(Collected data entries)
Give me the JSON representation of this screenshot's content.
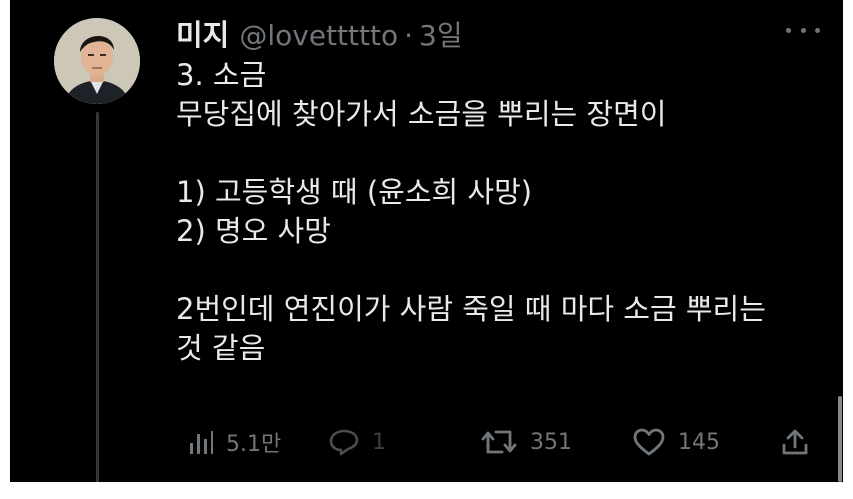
{
  "tweet": {
    "author_name": "미지",
    "handle": "@lovettttto",
    "separator": "·",
    "time": "3일",
    "lines": {
      "l1": "3. 소금",
      "l2": "무당집에 찾아가서 소금을 뿌리는 장면이",
      "l3": "1) 고등학생 때 (윤소희 사망)",
      "l4": "2) 명오 사망",
      "l5": "2번인데 연진이가 사람 죽일 때 마다 소금 뿌리는",
      "l6": "것 같음"
    }
  },
  "actions": {
    "views": "5.1만",
    "replies": "1",
    "retweets": "351",
    "likes": "145"
  },
  "icons": {
    "views": "bar-chart-icon",
    "reply": "speech-bubble-icon",
    "retweet": "retweet-icon",
    "like": "heart-icon",
    "share": "share-upload-icon",
    "more": "more-dots-icon"
  },
  "colors": {
    "background": "#000000",
    "text": "#e7e9ea",
    "muted": "#71767b",
    "thread_line": "#343638"
  }
}
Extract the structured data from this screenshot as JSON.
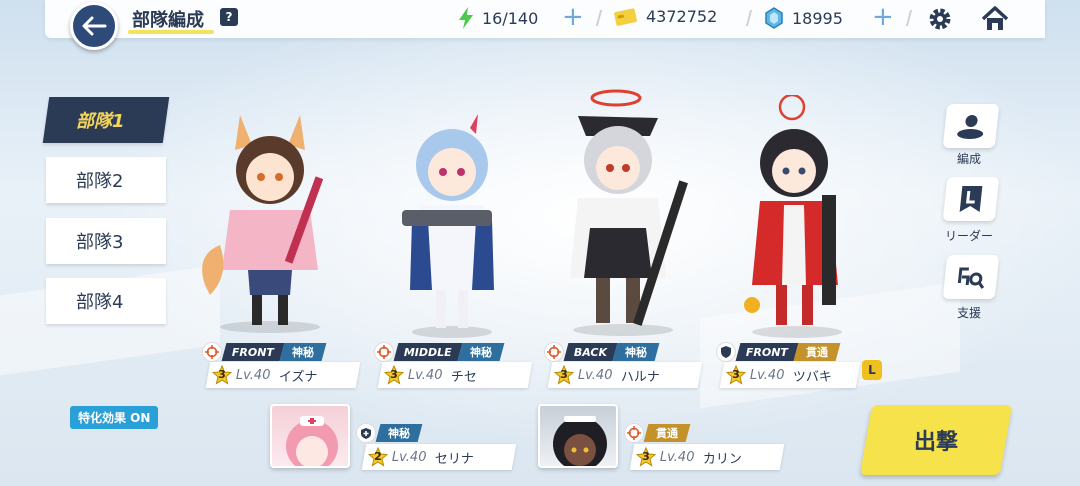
{
  "header": {
    "title": "部隊編成",
    "help": "?",
    "ap": "16/140",
    "credits": "4372752",
    "gems": "18995"
  },
  "squads": [
    "部隊1",
    "部隊2",
    "部隊3",
    "部隊4"
  ],
  "side_buttons": {
    "formation": "編成",
    "leader": "リーダー",
    "support": "支援"
  },
  "characters": [
    {
      "position": "FRONT",
      "attr": "神秘",
      "stars": "3",
      "level": "Lv.40",
      "name": "イズナ"
    },
    {
      "position": "MIDDLE",
      "attr": "神秘",
      "stars": "3",
      "level": "Lv.40",
      "name": "チセ"
    },
    {
      "position": "BACK",
      "attr": "神秘",
      "stars": "3",
      "level": "Lv.40",
      "name": "ハルナ"
    },
    {
      "position": "FRONT",
      "attr": "貫通",
      "stars": "3",
      "level": "Lv.40",
      "name": "ツバキ",
      "leader": "L"
    }
  ],
  "specials": [
    {
      "attr": "神秘",
      "stars": "2",
      "level": "Lv.40",
      "name": "セリナ"
    },
    {
      "attr": "貫通",
      "stars": "3",
      "level": "Lv.40",
      "name": "カリン"
    }
  ],
  "effect_badge": "特化効果 ON",
  "sortie_label": "出撃",
  "colors": {
    "navy": "#2b3b55",
    "accent_yellow": "#f6e24a",
    "mystic": "#2f6f9f",
    "pierce": "#c4922a",
    "effect": "#2aa0d8"
  }
}
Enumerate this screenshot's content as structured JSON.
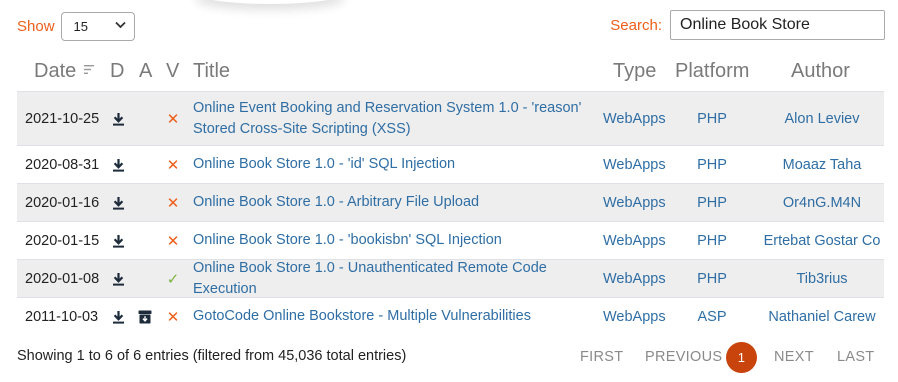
{
  "length_menu": {
    "label": "Show",
    "value": "15"
  },
  "search": {
    "label": "Search:",
    "value": "Online Book Store"
  },
  "columns": {
    "date": "Date",
    "d": "D",
    "a": "A",
    "v": "V",
    "title": "Title",
    "type": "Type",
    "platform": "Platform",
    "author": "Author"
  },
  "rows": [
    {
      "date": "2021-10-25",
      "download": true,
      "app": false,
      "verified": false,
      "title_line1": "Online Event Booking and Reservation System 1.0 - 'reason'",
      "title_line2": "Stored Cross-Site Scripting (XSS)",
      "type": "WebApps",
      "platform": "PHP",
      "author": "Alon Leviev"
    },
    {
      "date": "2020-08-31",
      "download": true,
      "app": false,
      "verified": false,
      "title_line1": "Online Book Store 1.0 - 'id' SQL Injection",
      "title_line2": "",
      "type": "WebApps",
      "platform": "PHP",
      "author": "Moaaz Taha"
    },
    {
      "date": "2020-01-16",
      "download": true,
      "app": false,
      "verified": false,
      "title_line1": "Online Book Store 1.0 - Arbitrary File Upload",
      "title_line2": "",
      "type": "WebApps",
      "platform": "PHP",
      "author": "Or4nG.M4N"
    },
    {
      "date": "2020-01-15",
      "download": true,
      "app": false,
      "verified": false,
      "title_line1": "Online Book Store 1.0 - 'bookisbn' SQL Injection",
      "title_line2": "",
      "type": "WebApps",
      "platform": "PHP",
      "author": "Ertebat Gostar Co"
    },
    {
      "date": "2020-01-08",
      "download": true,
      "app": false,
      "verified": true,
      "title_line1": "Online Book Store 1.0 - Unauthenticated Remote Code Execution",
      "title_line2": "",
      "type": "WebApps",
      "platform": "PHP",
      "author": "Tib3rius"
    },
    {
      "date": "2011-10-03",
      "download": true,
      "app": true,
      "verified": false,
      "title_line1": "GotoCode Online Bookstore - Multiple Vulnerabilities",
      "title_line2": "",
      "type": "WebApps",
      "platform": "ASP",
      "author": "Nathaniel Carew"
    }
  ],
  "verified_glyphs": {
    "yes": "✓",
    "no": "✕"
  },
  "info": "Showing 1 to 6 of 6 entries (filtered from 45,036 total entries)",
  "pagination": {
    "first": "FIRST",
    "previous": "PREVIOUS",
    "current": "1",
    "next": "NEXT",
    "last": "LAST"
  },
  "colors": {
    "accent": "#ec5f1b",
    "link": "#2f6ea4",
    "stripe": "#eeeeee",
    "current_page": "#c9430c",
    "verified": "#7cb342"
  },
  "icons": {
    "download": "download-icon",
    "app": "archive-icon",
    "sort": "sort-icon"
  }
}
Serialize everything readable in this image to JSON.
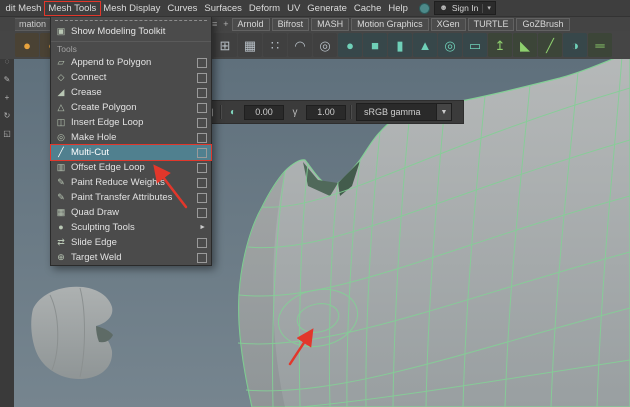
{
  "colors": {
    "annotation": "#e2372b",
    "menu_highlight": "#50808f",
    "wireframe_green": "#84cf96",
    "viewport_bg": "#6e7f8c"
  },
  "menubar": {
    "items": [
      {
        "label": "dit Mesh"
      },
      {
        "label": "Mesh Tools",
        "boxed": true
      },
      {
        "label": "Mesh Display"
      },
      {
        "label": "Curves"
      },
      {
        "label": "Surfaces"
      },
      {
        "label": "Deform"
      },
      {
        "label": "UV"
      },
      {
        "label": "Generate"
      },
      {
        "label": "Cache"
      },
      {
        "label": "Help"
      }
    ],
    "sign_in": {
      "person_glyph": "☻",
      "label": "Sign In",
      "caret": "▾"
    }
  },
  "shelf_tabs": {
    "partial_tab": "mation",
    "menu_icon": "≡",
    "add_icon": "+",
    "tabs": [
      "Arnold",
      "Bifrost",
      "MASH",
      "Motion Graphics",
      "XGen",
      "TURTLE",
      "GoZBrush"
    ]
  },
  "shelf": {
    "icons": [
      {
        "name": "shaded-sphere-icon",
        "glyph": "●"
      },
      {
        "name": "textured-sphere-icon",
        "glyph": "◐"
      },
      {
        "name": "mash-network-icon",
        "glyph": "⊞"
      },
      {
        "name": "mash-grid-icon",
        "glyph": "▦"
      },
      {
        "name": "mash-points-icon",
        "glyph": "∷"
      },
      {
        "name": "mash-curve-icon",
        "glyph": "◠"
      },
      {
        "name": "mash-world-icon",
        "glyph": "◎"
      },
      {
        "name": "poly-sphere-icon",
        "glyph": "●"
      },
      {
        "name": "poly-cube-icon",
        "glyph": "■"
      },
      {
        "name": "poly-cylinder-icon",
        "glyph": "▮"
      },
      {
        "name": "poly-cone-icon",
        "glyph": "▲"
      },
      {
        "name": "poly-torus-icon",
        "glyph": "◎"
      },
      {
        "name": "poly-plane-icon",
        "glyph": "▭"
      },
      {
        "name": "extrude-icon",
        "glyph": "↥"
      },
      {
        "name": "bevel-icon",
        "glyph": "◣"
      },
      {
        "name": "multi-cut-shelf-icon",
        "glyph": "╱"
      },
      {
        "name": "smooth-icon",
        "glyph": "◑"
      },
      {
        "name": "bridge-icon",
        "glyph": "═"
      }
    ]
  },
  "toolbox": {
    "icons": [
      {
        "name": "select-tool-icon",
        "glyph": "▶"
      },
      {
        "name": "lasso-tool-icon",
        "glyph": "◌"
      },
      {
        "name": "paint-select-tool-icon",
        "glyph": "✎"
      },
      {
        "name": "move-tool-icon",
        "glyph": "+"
      },
      {
        "name": "rotate-tool-icon",
        "glyph": "↻"
      },
      {
        "name": "scale-tool-icon",
        "glyph": "◱"
      }
    ]
  },
  "viewport_toolbar": {
    "icons": [
      {
        "name": "renderer-icon",
        "glyph": "▤"
      },
      {
        "name": "lighting-icon",
        "glyph": "◧"
      },
      {
        "name": "shadows-icon",
        "glyph": "◨"
      },
      {
        "name": "exposure-icon",
        "glyph": "◐"
      },
      {
        "name": "gamma-icon",
        "glyph": "γ"
      }
    ],
    "exposure_value": "0.00",
    "gamma_value": "1.00",
    "view_transform_label": "sRGB gamma",
    "dropdown_caret": "▼"
  },
  "mesh_tools_menu": {
    "toolkit_item": "Show Modeling Toolkit",
    "toolkit_glyph": "▣",
    "section_label": "Tools",
    "submenu_arrow": "►",
    "items": [
      {
        "label": "Append to Polygon",
        "glyph": "▱",
        "option_box": true
      },
      {
        "label": "Connect",
        "glyph": "◇",
        "option_box": true
      },
      {
        "label": "Crease",
        "glyph": "◢",
        "option_box": true
      },
      {
        "label": "Create Polygon",
        "glyph": "△",
        "option_box": true
      },
      {
        "label": "Insert Edge Loop",
        "glyph": "◫",
        "option_box": true
      },
      {
        "label": "Make Hole",
        "glyph": "◎",
        "option_box": true
      },
      {
        "label": "Multi-Cut",
        "glyph": "╱",
        "option_box": true,
        "highlighted": true
      },
      {
        "label": "Offset Edge Loop",
        "glyph": "▥",
        "option_box": true
      },
      {
        "label": "Paint Reduce Weights",
        "glyph": "✎",
        "option_box": true
      },
      {
        "label": "Paint Transfer Attributes",
        "glyph": "✎",
        "option_box": true
      },
      {
        "label": "Quad Draw",
        "glyph": "▦",
        "option_box": true
      },
      {
        "label": "Sculpting Tools",
        "glyph": "●",
        "submenu": true
      },
      {
        "label": "Slide Edge",
        "glyph": "⇄",
        "option_box": true
      },
      {
        "label": "Target Weld",
        "glyph": "⊕",
        "option_box": true
      }
    ]
  }
}
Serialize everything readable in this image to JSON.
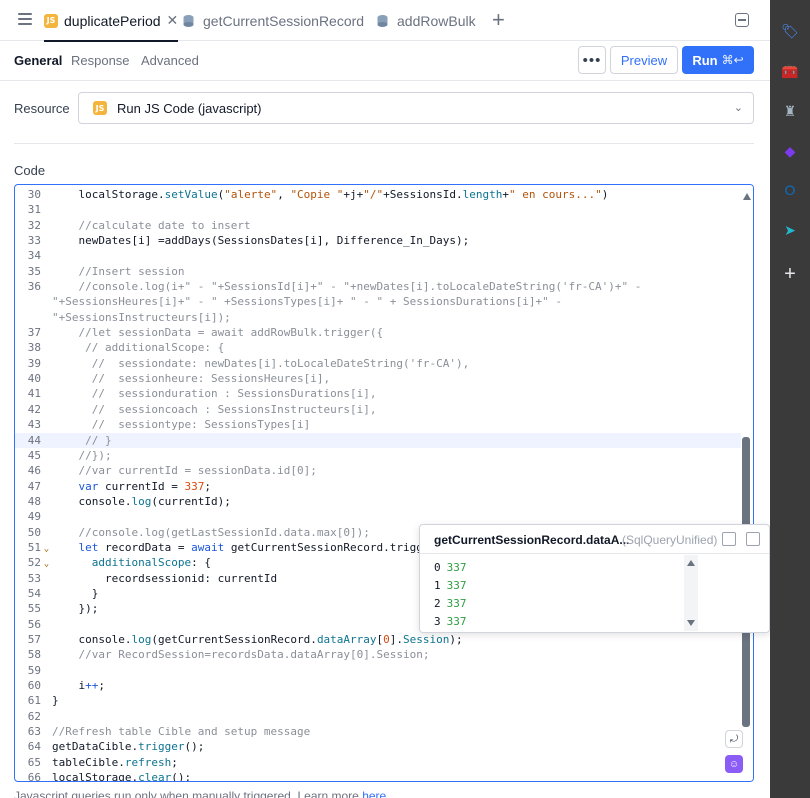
{
  "tabs": [
    {
      "label": "duplicatePeriod",
      "kind": "js",
      "active": true
    },
    {
      "label": "getCurrentSessionRecord",
      "kind": "db",
      "active": false
    },
    {
      "label": "addRowBulk",
      "kind": "db",
      "active": false
    }
  ],
  "tab_add_label": "+",
  "subtabs": [
    "General",
    "Response",
    "Advanced"
  ],
  "actions": {
    "more": "•••",
    "preview": "Preview",
    "run": "Run",
    "run_shortcut": "⌘↩"
  },
  "resource": {
    "label": "Resource",
    "value": "Run JS Code (javascript)",
    "badge": "JS"
  },
  "code_label": "Code",
  "code_lines": [
    {
      "n": "30",
      "html": "    localStorage.<span class=\"f\">setValue</span>(<span class=\"s\">\"alerte\"</span>, <span class=\"s\">\"Copie \"</span>+j+<span class=\"s\">\"/\"</span>+SessionsId.<span class=\"f\">length</span>+<span class=\"s\">\" en cours...\"</span>)"
    },
    {
      "n": "31",
      "html": ""
    },
    {
      "n": "32",
      "cmt": true,
      "html": "    //calculate date to insert"
    },
    {
      "n": "33",
      "html": "    newDates[i] =addDays(SessionsDates[i], Difference_In_Days);"
    },
    {
      "n": "34",
      "html": ""
    },
    {
      "n": "35",
      "cmt": true,
      "html": "    //Insert session"
    },
    {
      "n": "36",
      "cmt": true,
      "html": "    //console.log(i+\" - \"+SessionsId[i]+\" - \"+newDates[i].toLocaleDateString('fr-CA')+\" -",
      "wrap": [
        "\"+SessionsHeures[i]+\" - \" +SessionsTypes[i]+ \" - \" + SessionsDurations[i]+\" -",
        "\"+SessionsInstructeurs[i]);"
      ]
    },
    {
      "n": "37",
      "cmt": true,
      "html": "    //let sessionData = await addRowBulk.trigger({"
    },
    {
      "n": "38",
      "cmt": true,
      "html": "     // additionalScope: {"
    },
    {
      "n": "39",
      "cmt": true,
      "html": "      //  sessiondate: newDates[i].toLocaleDateString('fr-CA'),"
    },
    {
      "n": "40",
      "cmt": true,
      "html": "      //  sessionheure: SessionsHeures[i],"
    },
    {
      "n": "41",
      "cmt": true,
      "html": "      //  sessionduration : SessionsDurations[i],"
    },
    {
      "n": "42",
      "cmt": true,
      "html": "      //  sessioncoach : SessionsInstructeurs[i],"
    },
    {
      "n": "43",
      "cmt": true,
      "html": "      //  sessiontype: SessionsTypes[i]"
    },
    {
      "n": "44",
      "cmt": true,
      "hl": true,
      "html": "     // }"
    },
    {
      "n": "45",
      "cmt": true,
      "html": "    //});"
    },
    {
      "n": "46",
      "cmt": true,
      "html": "    //var currentId = sessionData.id[0];"
    },
    {
      "n": "47",
      "html": "    <span class=\"k\">var</span> currentId = <span class=\"n\">337</span>;"
    },
    {
      "n": "48",
      "html": "    console.<span class=\"f\">log</span>(currentId);"
    },
    {
      "n": "49",
      "html": ""
    },
    {
      "n": "50",
      "cmt": true,
      "html": "    //console.log(getLastSessionId.data.max[0]);"
    },
    {
      "n": "51",
      "fold": true,
      "html": "    <span class=\"k\">let</span> recordData = <span class=\"k\">await</span> getCurrentSessionRecord.trigger({"
    },
    {
      "n": "52",
      "fold": true,
      "html": "      <span class=\"f\">additionalScope</span>: {"
    },
    {
      "n": "53",
      "html": "        recordsessionid: currentId"
    },
    {
      "n": "54",
      "html": "      }"
    },
    {
      "n": "55",
      "html": "    });"
    },
    {
      "n": "56",
      "html": ""
    },
    {
      "n": "57",
      "html": "    console.<span class=\"f\">log</span>(getCurrentSessionRecord.<span class=\"f\">dataArray</span>[<span class=\"n\">0</span>].<span class=\"f\">Session</span>);"
    },
    {
      "n": "58",
      "cmt": true,
      "html": "    //var RecordSession=recordsData.dataArray[0].Session;"
    },
    {
      "n": "59",
      "html": ""
    },
    {
      "n": "60",
      "html": "    i<span class=\"k\">++</span>;"
    },
    {
      "n": "61",
      "html": "}"
    },
    {
      "n": "62",
      "html": ""
    },
    {
      "n": "63",
      "cmt": true,
      "html": "//Refresh table Cible and setup message"
    },
    {
      "n": "64",
      "html": "getDataCible.<span class=\"f\">trigger</span>();"
    },
    {
      "n": "65",
      "html": "tableCible.<span class=\"f\">refresh</span>;"
    },
    {
      "n": "66",
      "html": "localStorage.<span class=\"f\">clear</span>();"
    }
  ],
  "popup": {
    "title": "getCurrentSessionRecord.dataA...",
    "type": "(SqlQueryUnified)",
    "rows": [
      {
        "index": "0",
        "value": "337"
      },
      {
        "index": "1",
        "value": "337"
      },
      {
        "index": "2",
        "value": "337"
      },
      {
        "index": "3",
        "value": "337"
      }
    ]
  },
  "footer": {
    "text": "Javascript queries run only when manually triggered. Learn more ",
    "link": "here"
  },
  "rail_icons": [
    {
      "name": "tag-icon",
      "glyph": "🏷",
      "color": "#4c8df6"
    },
    {
      "name": "toolbox-icon",
      "glyph": "🧰",
      "color": "#e8590c"
    },
    {
      "name": "chess-icon",
      "glyph": "♜",
      "color": "#a5b4c3"
    },
    {
      "name": "copilot-icon",
      "glyph": "◆",
      "color": "#7c3aed"
    },
    {
      "name": "outlook-icon",
      "glyph": "O",
      "color": "#0f6cbd"
    },
    {
      "name": "send-icon",
      "glyph": "➤",
      "color": "#22b8cf"
    },
    {
      "name": "add-icon",
      "glyph": "+",
      "color": "#e5e7eb"
    }
  ]
}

* **Stated task**:
Using the records above, pull out each line where the word "SessionsId" occurs.

* **Correct response**:
      "html": "    localStorage.<span class=\"f\">setValue</span>(<span class=\"s\">\"alerte\"</span>, <span class=\"s\">\"Copie \"</span>+j+<span class=\"s\">\"/\"</span>+SessionsId.<span class=\"f\">length</span>+<span class=\"s\">\" en cours...\"</span>)"
      "html": "    //console.log(i+\" - \"+SessionsId[i]+\" - \"+newDates[i].toLocaleDateString('fr-CA')+\" -",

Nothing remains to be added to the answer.